DESCRIPTION OF THE TASK »
Check each line of the records below for the word "switch" and copy those where it appears.

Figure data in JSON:

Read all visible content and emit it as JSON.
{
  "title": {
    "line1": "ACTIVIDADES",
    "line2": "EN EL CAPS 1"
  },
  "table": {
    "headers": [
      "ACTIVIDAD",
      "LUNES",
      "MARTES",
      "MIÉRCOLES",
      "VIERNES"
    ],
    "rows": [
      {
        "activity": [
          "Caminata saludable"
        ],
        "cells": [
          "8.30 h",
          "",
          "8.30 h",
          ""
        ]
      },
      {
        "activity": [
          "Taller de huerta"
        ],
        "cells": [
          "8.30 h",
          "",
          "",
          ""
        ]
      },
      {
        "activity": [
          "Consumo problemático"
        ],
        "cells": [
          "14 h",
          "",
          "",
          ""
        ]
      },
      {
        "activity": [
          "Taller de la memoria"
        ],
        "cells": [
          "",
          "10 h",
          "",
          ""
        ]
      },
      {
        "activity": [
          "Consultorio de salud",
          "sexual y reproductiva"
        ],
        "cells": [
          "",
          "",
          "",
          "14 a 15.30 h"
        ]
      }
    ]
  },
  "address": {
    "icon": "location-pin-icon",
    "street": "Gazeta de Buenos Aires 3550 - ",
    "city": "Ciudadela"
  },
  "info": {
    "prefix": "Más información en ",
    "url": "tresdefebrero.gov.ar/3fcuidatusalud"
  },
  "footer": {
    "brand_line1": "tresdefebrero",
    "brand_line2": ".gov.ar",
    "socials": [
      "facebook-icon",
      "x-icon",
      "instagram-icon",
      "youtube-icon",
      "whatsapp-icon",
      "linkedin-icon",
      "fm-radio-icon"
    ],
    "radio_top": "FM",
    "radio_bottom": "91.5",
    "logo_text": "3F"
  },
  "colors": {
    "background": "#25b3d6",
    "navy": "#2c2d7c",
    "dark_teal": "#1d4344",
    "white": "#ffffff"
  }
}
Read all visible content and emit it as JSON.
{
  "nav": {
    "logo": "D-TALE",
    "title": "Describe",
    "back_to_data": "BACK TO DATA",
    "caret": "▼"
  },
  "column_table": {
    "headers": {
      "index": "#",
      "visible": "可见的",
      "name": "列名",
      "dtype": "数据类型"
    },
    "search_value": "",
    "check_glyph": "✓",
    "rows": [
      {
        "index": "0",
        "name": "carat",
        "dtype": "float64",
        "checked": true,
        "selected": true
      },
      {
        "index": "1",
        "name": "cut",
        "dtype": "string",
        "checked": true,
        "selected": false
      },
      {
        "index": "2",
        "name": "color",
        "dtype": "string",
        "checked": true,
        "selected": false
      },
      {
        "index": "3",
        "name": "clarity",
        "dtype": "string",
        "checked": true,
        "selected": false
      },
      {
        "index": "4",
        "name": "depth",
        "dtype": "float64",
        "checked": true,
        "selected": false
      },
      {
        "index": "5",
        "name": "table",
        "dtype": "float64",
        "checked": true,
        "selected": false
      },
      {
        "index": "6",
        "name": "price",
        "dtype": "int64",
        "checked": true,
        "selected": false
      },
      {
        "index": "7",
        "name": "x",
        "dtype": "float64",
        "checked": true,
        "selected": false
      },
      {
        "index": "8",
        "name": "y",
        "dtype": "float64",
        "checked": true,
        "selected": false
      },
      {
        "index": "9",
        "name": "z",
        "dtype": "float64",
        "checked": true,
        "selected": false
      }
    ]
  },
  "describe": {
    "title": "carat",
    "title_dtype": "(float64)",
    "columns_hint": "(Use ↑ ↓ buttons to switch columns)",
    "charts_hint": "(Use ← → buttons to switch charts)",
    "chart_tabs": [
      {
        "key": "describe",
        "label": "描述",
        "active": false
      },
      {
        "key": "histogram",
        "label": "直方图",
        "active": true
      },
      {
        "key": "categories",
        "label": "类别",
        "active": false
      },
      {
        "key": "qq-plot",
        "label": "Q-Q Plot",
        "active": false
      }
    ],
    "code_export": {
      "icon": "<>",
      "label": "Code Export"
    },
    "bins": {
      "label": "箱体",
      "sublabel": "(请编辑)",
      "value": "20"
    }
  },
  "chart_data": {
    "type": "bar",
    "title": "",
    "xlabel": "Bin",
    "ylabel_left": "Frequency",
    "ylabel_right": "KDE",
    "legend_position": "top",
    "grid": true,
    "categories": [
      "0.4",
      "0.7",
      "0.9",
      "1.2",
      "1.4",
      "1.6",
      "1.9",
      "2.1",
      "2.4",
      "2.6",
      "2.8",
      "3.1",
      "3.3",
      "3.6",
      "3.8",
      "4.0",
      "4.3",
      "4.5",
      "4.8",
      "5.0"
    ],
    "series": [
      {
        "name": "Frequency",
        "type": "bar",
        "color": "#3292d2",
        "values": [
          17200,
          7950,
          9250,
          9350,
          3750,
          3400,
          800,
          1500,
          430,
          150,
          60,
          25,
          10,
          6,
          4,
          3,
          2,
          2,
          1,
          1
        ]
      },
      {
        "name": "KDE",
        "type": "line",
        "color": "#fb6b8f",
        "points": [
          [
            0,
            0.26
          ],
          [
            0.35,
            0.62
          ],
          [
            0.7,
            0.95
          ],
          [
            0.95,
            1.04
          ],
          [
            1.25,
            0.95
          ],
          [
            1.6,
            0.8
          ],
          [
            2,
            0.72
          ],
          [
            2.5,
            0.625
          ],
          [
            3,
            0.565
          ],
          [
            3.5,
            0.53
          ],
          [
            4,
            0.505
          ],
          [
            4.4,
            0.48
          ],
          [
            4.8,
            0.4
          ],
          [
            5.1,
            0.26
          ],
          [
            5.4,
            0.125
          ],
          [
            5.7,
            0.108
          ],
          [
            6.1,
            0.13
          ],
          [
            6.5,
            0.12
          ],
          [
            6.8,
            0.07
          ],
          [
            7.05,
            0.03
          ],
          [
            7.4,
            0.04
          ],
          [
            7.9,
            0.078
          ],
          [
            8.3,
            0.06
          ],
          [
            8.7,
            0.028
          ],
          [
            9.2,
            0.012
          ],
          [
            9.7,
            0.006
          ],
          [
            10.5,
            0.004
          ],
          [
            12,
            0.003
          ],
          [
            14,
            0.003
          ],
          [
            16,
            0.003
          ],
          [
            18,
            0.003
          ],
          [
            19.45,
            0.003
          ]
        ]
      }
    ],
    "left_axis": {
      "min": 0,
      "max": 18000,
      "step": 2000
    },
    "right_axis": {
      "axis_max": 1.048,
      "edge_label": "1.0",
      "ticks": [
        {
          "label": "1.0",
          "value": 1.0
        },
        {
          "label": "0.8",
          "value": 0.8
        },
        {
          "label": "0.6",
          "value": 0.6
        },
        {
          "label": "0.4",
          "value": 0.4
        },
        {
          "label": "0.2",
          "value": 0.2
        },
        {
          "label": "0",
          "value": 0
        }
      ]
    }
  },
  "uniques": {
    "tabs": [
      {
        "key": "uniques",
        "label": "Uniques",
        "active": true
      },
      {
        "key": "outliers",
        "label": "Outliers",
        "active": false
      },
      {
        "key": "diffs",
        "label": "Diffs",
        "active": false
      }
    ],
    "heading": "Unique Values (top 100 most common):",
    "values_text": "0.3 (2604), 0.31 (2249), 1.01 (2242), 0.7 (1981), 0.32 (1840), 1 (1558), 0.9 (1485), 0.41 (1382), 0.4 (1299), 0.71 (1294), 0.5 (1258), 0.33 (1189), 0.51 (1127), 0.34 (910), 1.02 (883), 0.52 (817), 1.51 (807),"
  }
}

IN RESPONSE »
    "columns_hint": "(Use ↑ ↓ buttons to switch columns)",
    "charts_hint": "(Use ← → buttons to switch charts)",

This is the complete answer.